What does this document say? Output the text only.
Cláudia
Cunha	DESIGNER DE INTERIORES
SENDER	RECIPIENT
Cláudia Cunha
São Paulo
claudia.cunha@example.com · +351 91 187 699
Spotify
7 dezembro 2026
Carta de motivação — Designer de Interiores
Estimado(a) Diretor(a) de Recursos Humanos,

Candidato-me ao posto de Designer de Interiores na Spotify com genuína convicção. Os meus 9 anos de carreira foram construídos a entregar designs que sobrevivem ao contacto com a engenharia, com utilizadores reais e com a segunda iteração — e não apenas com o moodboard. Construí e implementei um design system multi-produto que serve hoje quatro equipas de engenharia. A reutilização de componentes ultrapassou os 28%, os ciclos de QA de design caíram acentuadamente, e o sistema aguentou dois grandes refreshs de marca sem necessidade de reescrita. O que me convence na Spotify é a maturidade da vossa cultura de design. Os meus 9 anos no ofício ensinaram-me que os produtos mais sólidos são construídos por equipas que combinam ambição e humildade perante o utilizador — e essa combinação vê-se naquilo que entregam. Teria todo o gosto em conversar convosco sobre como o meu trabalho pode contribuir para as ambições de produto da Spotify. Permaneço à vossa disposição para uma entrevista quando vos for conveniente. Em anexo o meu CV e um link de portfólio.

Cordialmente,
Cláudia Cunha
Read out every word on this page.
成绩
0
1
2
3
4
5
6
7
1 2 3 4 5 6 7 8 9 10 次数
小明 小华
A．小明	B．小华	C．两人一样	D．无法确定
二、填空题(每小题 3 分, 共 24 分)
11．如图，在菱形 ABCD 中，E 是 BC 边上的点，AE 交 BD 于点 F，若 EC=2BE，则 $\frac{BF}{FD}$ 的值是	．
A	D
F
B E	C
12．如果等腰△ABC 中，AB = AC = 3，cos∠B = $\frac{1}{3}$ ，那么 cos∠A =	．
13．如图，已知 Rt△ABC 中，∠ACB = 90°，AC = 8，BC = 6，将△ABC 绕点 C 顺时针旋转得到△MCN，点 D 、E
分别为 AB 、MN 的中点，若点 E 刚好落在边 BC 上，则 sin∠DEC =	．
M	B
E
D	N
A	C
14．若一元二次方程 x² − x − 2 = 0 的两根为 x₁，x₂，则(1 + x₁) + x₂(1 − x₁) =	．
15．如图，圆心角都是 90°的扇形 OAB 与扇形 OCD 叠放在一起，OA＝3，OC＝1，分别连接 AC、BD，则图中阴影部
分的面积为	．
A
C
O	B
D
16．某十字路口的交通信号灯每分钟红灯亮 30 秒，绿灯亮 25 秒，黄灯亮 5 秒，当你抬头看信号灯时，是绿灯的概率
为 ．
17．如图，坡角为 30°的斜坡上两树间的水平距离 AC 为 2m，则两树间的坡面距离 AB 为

WHAT THIS TASK INVOLVES
Transcribe the full listing above without leaving anything out.

CORRECT RESPONSE
What does this document say? Output the text only.
Cláudia
Cunha	DESIGNER DE INTERIORES
SENDER	RECIPIENT
Cláudia Cunha
São Paulo
claudia.cunha@example.com · +351 91 187 699
Spotify
7 dezembro 2026
Carta de motivação — Designer de Interiores
Estimado(a) Diretor(a) de Recursos Humanos,

Candidato-me ao posto de Designer de Interiores na Spotify com genuína convicção. Os meus 9 anos de carreira foram construídos a entregar designs que sobrevivem ao contacto com a engenharia, com utilizadores reais e com a segunda iteração — e não apenas com o moodboard. Construí e implementei um design system multi-produto que serve hoje quatro equipas de engenharia. A reutilização de componentes ultrapassou os 28%, os ciclos de QA de design caíram acentuadamente, e o sistema aguentou dois grandes refreshs de marca sem necessidade de reescrita. O que me convence na Spotify é a maturidade da vossa cultura de design. Os meus 9 anos no ofício ensinaram-me que os produtos mais sólidos são construídos por equipas que combinam ambição e humildade perante o utilizador — e essa combinação vê-se naquilo que entregam. Teria todo o gosto em conversar convosco sobre como o meu trabalho pode contribuir para as ambições de produto da Spotify. Permaneço à vossa disposição para uma entrevista quando vos for conveniente. Em anexo o meu CV e um link de portfólio.

Cordialmente,
Cláudia Cunha
Read out every word on this page.
成绩
0
1
2
3
4
5
6
7
1 2 3 4 5 6 7 8 9 10 次数
小明 小华
A．小明	B．小华	C．两人一样	D．无法确定
二、填空题(每小题 3 分, 共 24 分)
11．如图，在菱形 ABCD 中，E 是 BC 边上的点，AE 交 BD 于点 F，若 EC=2BE，则 $\frac{BF}{FD}$ 的值是	．
A	D
F
B E	C
12．如果等腰△ABC 中，AB = AC = 3，cos∠B = $\frac{1}{3}$ ，那么 cos∠A =	．
13．如图，已知 Rt△ABC 中，∠ACB = 90°，AC = 8，BC = 6，将△ABC 绕点 C 顺时针旋转得到△MCN，点 D 、E
分别为 AB 、MN 的中点，若点 E 刚好落在边 BC 上，则 sin∠DEC =	．
M	B
E
D	N
A	C
14．若一元二次方程 x² − x − 2 = 0 的两根为 x₁，x₂，则(1 + x₁) + x₂(1 − x₁) =	．
15．如图，圆心角都是 90°的扇形 OAB 与扇形 OCD 叠放在一起，OA＝3，OC＝1，分别连接 AC、BD，则图中阴影部
分的面积为	．
A
C
O	B
D
16．某十字路口的交通信号灯每分钟红灯亮 30 秒，绿灯亮 25 秒，黄灯亮 5 秒，当你抬头看信号灯时，是绿灯的概率
为 ．
17．如图，坡角为 30°的斜坡上两树间的水平距离 AC 为 2m，则两树间的坡面距离 AB 为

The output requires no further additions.